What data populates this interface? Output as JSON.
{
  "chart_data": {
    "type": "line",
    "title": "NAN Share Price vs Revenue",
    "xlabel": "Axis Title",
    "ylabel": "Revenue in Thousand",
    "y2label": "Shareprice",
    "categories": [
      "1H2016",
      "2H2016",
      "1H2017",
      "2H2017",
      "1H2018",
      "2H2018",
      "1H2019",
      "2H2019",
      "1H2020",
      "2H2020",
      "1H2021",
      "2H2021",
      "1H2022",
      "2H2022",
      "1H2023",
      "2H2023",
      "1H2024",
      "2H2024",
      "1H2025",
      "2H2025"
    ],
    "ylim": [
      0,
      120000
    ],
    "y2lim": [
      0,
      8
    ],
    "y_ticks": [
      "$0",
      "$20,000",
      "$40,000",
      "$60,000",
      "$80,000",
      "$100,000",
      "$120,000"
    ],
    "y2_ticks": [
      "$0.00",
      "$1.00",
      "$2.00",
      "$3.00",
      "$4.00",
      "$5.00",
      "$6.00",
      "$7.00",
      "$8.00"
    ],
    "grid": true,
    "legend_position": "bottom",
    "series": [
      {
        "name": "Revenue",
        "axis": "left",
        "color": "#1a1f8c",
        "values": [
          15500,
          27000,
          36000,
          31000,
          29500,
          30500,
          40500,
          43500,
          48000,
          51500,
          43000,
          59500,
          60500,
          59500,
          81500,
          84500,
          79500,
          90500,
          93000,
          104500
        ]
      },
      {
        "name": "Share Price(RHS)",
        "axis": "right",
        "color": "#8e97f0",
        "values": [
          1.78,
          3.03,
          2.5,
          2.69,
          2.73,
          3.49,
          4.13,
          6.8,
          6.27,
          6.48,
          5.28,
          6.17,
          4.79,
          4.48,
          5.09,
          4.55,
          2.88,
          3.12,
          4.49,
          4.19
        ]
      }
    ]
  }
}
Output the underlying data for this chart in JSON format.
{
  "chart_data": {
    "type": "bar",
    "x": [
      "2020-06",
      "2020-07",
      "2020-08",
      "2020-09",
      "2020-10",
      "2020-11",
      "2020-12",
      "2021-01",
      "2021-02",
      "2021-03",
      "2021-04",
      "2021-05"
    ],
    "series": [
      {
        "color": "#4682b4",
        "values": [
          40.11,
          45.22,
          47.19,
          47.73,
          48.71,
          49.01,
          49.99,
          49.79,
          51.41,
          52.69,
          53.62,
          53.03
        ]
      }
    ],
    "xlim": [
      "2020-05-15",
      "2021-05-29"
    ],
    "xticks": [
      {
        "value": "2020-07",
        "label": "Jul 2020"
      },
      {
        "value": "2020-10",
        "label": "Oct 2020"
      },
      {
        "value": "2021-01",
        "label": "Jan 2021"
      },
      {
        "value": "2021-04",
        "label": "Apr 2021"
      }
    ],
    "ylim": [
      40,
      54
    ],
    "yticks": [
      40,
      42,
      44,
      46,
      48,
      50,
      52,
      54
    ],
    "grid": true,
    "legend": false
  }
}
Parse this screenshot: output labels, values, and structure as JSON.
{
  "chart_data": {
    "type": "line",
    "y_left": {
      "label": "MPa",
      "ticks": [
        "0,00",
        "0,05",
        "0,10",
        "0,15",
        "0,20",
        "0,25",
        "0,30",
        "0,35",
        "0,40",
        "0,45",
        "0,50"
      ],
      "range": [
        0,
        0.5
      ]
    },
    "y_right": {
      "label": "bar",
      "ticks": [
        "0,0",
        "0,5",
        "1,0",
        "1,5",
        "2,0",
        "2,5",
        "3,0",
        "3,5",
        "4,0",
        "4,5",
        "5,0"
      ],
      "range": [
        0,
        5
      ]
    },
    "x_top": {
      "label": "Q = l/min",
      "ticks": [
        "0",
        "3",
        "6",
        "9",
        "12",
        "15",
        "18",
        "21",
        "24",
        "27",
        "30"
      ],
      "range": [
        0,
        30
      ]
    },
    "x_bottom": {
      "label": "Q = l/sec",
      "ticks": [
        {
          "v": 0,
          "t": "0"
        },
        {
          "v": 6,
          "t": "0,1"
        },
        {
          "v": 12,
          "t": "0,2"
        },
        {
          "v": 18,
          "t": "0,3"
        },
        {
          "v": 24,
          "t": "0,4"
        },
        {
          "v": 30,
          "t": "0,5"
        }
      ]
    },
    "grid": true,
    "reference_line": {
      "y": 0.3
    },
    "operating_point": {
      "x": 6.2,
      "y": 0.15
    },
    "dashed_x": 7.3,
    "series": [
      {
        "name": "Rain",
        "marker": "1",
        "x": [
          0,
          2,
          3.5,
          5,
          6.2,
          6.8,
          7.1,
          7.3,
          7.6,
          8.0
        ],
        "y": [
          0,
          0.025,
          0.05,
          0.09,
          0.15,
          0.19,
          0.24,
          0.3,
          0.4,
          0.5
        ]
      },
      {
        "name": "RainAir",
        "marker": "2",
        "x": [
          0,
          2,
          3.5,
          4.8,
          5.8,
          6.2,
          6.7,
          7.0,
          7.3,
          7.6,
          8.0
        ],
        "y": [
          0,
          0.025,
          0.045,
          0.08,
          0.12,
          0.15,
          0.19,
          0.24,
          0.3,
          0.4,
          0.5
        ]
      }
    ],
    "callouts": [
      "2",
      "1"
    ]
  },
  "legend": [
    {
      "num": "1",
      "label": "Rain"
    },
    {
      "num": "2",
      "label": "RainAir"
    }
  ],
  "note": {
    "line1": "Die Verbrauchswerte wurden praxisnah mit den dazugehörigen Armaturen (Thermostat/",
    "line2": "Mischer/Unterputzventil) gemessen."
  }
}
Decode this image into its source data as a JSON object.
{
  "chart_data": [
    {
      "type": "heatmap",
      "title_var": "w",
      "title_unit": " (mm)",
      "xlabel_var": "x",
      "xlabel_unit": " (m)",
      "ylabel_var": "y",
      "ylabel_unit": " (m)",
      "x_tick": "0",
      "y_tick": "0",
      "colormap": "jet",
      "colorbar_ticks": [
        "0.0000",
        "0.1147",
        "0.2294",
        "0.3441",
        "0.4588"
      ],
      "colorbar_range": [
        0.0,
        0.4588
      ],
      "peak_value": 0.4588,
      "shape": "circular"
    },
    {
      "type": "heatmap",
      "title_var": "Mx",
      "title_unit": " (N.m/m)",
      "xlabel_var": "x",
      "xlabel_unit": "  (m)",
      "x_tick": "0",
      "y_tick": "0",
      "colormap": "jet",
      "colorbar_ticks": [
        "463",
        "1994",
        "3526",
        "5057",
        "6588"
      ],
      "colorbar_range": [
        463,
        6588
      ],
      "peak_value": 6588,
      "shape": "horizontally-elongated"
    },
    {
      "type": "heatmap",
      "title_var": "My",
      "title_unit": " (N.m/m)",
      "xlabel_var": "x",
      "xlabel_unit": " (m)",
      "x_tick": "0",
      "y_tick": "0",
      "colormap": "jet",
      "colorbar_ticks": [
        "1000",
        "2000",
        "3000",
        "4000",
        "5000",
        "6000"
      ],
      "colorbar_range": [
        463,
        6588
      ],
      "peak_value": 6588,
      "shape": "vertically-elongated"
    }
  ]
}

§ §

▸ Work instructions: Scan the entries above for the word "Revenue" and collect each line holding it.

▸ Solution for this problem:
    "title": "NAN Share Price vs Revenue",
    "ylabel": "Revenue in Thousand",
        "name": "Revenue",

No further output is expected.